## Source data

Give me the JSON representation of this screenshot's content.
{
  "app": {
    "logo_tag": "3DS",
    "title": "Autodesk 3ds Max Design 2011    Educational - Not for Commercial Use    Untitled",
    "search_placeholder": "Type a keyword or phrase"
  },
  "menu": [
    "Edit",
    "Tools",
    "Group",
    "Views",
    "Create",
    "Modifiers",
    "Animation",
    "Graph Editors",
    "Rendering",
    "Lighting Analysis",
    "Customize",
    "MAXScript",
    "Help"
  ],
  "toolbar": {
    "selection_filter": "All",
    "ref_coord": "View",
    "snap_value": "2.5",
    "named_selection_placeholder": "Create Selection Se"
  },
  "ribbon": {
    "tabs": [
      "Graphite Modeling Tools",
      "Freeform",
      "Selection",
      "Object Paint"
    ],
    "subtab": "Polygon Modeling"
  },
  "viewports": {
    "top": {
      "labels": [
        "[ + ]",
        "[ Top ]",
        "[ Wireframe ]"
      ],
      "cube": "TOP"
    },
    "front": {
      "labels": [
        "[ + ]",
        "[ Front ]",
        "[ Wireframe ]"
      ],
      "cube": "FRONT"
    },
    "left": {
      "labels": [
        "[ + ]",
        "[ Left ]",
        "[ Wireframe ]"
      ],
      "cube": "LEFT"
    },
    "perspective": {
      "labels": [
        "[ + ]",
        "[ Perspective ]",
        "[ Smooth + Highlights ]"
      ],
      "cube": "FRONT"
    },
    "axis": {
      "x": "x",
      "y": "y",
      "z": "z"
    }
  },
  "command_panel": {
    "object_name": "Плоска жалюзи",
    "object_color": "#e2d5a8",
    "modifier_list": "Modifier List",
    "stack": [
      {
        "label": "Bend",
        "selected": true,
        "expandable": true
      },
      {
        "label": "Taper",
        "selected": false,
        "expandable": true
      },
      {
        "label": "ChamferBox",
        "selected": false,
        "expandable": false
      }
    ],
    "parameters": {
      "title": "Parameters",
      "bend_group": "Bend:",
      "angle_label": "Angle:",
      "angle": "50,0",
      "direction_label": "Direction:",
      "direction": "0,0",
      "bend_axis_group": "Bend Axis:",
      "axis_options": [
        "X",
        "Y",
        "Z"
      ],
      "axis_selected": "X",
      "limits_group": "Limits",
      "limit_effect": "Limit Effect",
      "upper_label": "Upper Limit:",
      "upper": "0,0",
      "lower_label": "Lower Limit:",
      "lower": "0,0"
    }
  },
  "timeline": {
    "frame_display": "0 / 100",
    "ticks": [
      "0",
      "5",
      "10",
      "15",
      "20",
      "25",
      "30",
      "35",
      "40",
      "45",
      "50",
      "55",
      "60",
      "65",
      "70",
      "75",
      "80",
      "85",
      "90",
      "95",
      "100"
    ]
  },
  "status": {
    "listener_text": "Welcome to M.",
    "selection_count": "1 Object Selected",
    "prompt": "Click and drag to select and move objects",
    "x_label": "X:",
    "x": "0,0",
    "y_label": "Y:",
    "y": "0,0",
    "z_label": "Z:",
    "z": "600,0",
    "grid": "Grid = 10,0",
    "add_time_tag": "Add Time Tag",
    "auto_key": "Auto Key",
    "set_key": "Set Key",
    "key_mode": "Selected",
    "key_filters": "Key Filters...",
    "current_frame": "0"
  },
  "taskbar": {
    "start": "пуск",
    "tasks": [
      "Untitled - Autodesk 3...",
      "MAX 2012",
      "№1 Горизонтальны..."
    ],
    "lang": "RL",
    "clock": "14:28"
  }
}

* * *

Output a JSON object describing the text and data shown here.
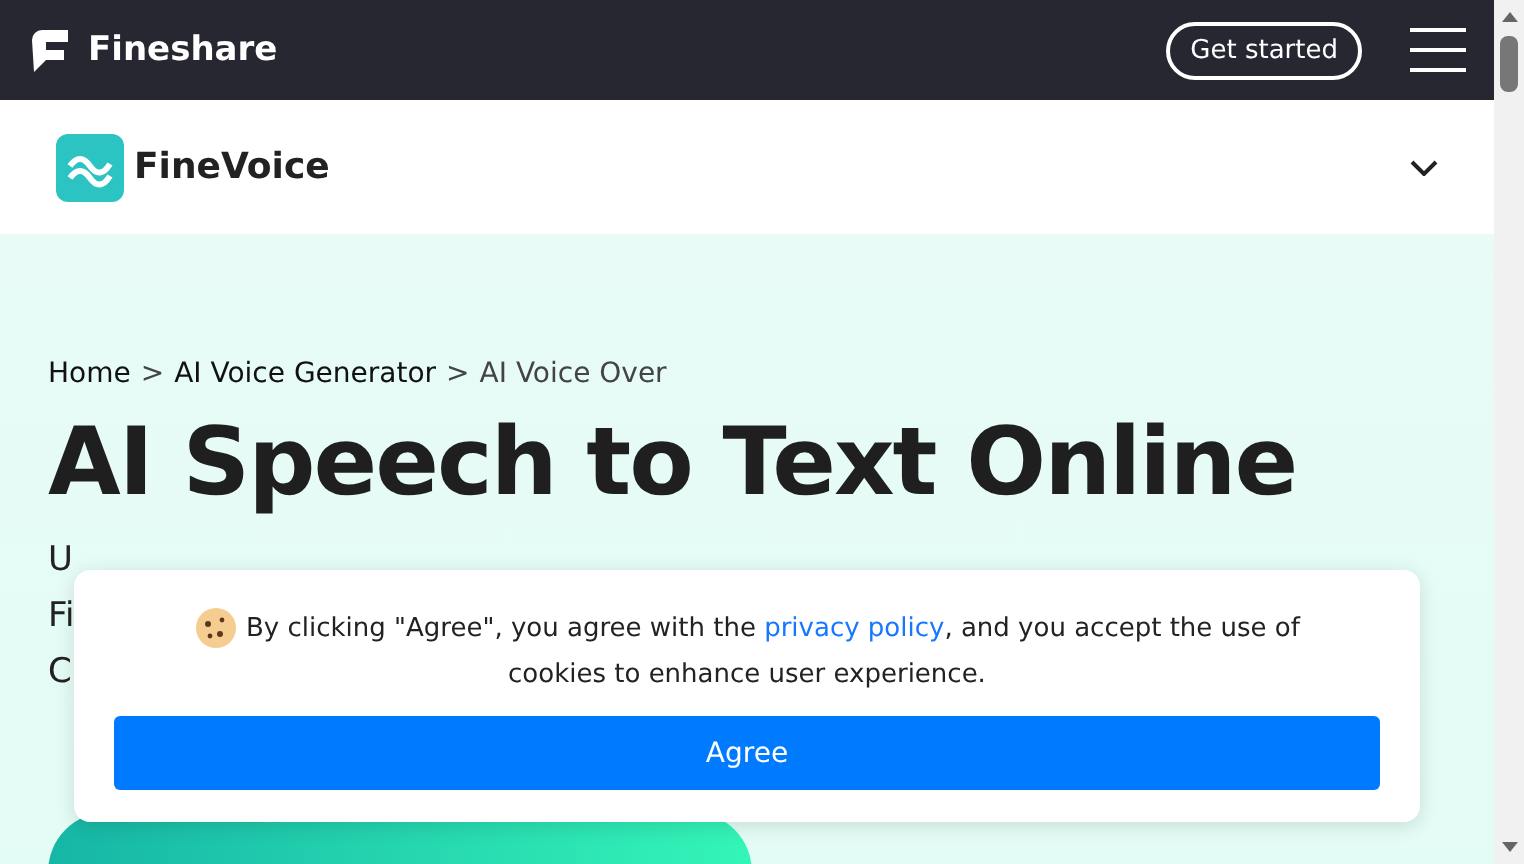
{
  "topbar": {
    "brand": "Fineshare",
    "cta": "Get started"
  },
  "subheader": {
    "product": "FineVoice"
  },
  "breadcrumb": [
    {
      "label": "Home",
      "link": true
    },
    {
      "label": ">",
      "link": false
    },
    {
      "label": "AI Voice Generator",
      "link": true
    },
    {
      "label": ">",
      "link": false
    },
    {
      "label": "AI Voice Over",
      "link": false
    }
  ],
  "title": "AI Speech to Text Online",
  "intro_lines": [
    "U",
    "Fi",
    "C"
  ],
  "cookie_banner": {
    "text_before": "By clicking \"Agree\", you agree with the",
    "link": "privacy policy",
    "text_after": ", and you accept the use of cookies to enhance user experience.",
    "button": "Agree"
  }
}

---

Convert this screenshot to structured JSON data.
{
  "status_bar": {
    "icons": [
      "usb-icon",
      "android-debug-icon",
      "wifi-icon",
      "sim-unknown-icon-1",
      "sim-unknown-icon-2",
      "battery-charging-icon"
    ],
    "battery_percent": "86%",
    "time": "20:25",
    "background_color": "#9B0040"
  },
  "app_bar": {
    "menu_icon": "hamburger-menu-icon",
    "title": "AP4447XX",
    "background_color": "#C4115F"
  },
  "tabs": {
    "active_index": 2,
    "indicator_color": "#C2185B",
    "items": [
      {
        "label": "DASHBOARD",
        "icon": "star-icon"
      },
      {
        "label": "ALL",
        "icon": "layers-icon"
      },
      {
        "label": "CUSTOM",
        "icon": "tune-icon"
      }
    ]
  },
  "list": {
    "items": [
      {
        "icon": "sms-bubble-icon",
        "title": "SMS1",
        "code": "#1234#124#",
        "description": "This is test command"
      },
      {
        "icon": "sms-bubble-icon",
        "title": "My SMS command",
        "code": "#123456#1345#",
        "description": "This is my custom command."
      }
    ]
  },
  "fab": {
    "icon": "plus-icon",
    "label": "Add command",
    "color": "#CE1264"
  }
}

## What you are asked to do
Scan the lines for the string "cube". Copy out each line that matches.

## Solution for this problem
      "cube": "TOP"
      "cube": "FRONT"
      "cube": "LEFT"
      "cube": "FRONT"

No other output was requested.